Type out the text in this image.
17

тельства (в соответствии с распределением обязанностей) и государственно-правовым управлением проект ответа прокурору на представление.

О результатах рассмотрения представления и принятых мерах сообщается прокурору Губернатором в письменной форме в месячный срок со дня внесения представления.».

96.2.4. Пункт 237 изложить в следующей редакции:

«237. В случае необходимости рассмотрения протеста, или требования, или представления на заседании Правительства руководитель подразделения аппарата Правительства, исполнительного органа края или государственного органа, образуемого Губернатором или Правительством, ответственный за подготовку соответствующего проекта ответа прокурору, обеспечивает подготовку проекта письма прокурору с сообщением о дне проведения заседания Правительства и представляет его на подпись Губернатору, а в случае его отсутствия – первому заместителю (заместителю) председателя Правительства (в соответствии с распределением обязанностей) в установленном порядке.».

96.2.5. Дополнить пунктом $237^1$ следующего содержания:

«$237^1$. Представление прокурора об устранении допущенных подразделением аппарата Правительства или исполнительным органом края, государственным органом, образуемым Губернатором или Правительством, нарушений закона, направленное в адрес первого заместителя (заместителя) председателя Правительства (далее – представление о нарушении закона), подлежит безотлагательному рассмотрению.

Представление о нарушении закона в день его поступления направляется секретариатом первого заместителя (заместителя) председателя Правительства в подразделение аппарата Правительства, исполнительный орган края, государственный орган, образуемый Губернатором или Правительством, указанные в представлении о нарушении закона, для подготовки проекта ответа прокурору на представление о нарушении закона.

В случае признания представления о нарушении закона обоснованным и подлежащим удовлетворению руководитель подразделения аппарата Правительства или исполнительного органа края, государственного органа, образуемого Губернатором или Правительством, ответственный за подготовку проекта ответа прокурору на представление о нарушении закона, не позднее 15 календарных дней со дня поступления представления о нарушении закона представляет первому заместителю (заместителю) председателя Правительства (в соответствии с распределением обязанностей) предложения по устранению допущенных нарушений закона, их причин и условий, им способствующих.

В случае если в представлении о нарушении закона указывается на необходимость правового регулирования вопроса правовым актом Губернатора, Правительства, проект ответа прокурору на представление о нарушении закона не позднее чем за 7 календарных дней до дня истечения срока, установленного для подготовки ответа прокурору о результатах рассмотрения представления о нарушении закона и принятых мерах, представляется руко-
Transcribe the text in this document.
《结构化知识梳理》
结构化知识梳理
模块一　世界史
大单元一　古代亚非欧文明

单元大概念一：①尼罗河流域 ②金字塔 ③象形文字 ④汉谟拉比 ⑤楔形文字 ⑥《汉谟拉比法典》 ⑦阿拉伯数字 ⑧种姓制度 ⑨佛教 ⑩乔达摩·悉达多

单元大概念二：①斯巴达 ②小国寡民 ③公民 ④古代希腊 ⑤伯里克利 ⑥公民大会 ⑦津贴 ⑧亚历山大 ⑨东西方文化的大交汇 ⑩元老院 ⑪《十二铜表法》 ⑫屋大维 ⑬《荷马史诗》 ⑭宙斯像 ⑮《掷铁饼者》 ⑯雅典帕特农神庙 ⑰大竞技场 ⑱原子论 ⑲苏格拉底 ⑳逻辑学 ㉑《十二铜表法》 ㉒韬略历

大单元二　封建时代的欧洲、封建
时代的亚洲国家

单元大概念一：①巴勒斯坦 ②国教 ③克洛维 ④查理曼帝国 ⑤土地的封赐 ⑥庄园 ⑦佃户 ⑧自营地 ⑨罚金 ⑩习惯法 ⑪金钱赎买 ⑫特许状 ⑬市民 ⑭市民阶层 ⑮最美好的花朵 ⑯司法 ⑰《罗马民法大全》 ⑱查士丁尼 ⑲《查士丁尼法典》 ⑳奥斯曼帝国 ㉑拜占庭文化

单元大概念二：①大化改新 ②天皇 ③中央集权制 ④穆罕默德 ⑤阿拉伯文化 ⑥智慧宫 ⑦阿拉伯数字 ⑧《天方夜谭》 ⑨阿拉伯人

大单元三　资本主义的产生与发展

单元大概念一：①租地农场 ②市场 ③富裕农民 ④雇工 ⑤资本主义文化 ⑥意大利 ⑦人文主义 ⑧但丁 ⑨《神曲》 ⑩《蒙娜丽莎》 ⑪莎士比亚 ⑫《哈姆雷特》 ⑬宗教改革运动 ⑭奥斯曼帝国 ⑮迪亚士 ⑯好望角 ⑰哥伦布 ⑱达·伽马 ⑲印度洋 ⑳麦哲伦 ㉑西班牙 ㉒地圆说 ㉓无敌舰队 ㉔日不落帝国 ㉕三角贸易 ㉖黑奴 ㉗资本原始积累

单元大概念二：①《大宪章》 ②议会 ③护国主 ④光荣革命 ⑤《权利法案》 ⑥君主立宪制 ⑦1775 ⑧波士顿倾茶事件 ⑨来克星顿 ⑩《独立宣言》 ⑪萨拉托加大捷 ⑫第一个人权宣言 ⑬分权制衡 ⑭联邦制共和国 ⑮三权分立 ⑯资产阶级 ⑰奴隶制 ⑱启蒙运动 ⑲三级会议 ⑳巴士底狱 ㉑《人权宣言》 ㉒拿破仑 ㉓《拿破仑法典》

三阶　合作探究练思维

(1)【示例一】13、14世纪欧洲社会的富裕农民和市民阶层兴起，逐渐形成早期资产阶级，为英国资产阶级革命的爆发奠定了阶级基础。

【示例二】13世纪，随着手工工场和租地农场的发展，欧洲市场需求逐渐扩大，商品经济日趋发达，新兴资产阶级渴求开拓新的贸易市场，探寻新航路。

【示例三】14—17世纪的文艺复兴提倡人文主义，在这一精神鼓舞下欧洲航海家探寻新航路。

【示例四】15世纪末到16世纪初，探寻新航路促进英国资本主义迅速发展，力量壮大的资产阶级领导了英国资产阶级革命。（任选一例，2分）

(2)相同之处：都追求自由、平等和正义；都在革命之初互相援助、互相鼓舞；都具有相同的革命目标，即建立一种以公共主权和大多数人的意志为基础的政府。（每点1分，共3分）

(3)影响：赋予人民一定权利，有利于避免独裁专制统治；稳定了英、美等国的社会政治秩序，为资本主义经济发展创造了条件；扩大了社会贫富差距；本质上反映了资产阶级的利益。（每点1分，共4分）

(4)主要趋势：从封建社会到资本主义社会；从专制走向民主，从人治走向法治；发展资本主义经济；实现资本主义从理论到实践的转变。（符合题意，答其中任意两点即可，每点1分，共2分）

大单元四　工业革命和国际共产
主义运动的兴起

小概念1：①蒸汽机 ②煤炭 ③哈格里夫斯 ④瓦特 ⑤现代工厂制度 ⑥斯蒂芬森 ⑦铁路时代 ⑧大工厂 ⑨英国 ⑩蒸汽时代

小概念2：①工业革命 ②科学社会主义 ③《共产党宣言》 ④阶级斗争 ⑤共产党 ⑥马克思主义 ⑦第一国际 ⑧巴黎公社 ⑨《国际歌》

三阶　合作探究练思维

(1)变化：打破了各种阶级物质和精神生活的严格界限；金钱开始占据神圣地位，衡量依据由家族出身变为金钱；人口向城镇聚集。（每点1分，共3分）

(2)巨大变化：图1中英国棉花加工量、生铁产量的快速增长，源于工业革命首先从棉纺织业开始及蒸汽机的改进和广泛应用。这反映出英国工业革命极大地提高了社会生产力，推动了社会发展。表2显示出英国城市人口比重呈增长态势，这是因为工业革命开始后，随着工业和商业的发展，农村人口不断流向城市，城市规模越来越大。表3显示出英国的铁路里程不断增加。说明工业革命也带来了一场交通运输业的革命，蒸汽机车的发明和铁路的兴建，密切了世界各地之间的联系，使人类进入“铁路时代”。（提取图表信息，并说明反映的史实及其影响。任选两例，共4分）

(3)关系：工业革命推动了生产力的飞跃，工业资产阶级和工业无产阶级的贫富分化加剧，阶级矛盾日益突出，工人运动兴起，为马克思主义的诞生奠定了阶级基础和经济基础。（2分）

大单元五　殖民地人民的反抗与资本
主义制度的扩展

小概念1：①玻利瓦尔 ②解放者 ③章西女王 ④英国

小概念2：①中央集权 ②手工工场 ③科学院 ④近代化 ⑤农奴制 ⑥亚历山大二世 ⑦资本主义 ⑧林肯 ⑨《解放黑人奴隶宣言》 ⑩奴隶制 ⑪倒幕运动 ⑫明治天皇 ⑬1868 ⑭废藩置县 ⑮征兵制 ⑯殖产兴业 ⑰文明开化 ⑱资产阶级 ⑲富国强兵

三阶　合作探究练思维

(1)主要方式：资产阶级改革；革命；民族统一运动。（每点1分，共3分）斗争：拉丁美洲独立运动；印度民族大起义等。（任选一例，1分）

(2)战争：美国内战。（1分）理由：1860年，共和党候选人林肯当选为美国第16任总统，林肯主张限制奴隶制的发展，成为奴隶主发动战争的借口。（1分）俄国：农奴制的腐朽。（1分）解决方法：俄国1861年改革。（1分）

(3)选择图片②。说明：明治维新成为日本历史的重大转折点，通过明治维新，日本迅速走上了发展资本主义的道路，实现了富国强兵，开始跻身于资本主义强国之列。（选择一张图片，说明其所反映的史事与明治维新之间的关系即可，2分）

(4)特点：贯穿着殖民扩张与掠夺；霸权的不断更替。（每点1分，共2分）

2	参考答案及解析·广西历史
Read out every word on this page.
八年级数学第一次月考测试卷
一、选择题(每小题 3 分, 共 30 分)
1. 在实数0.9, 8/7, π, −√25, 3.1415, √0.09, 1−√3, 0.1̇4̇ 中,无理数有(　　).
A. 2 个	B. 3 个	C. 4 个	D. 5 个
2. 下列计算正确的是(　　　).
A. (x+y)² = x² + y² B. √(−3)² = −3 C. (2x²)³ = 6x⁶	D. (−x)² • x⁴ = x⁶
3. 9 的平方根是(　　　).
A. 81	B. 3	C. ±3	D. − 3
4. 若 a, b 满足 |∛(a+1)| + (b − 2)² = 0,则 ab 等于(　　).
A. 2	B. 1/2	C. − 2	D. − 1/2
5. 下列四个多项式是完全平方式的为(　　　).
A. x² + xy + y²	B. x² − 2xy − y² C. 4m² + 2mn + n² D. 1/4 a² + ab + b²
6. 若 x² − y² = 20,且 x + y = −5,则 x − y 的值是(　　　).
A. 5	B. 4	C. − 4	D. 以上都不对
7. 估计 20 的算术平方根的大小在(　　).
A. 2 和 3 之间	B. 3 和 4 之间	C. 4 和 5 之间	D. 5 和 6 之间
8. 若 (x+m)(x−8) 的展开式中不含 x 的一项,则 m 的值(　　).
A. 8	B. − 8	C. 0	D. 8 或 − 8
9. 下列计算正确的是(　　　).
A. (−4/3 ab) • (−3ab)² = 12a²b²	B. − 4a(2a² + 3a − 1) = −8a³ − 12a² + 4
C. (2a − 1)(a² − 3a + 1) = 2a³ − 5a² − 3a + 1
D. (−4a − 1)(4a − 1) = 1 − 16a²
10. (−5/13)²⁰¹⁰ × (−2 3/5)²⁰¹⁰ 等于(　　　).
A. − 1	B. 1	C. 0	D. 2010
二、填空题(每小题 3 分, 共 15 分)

************

### [Task objective]
Reply with the number of lines in the material above that contain "单元大概念一", and nothing more.

### [Reply to the exercise]
3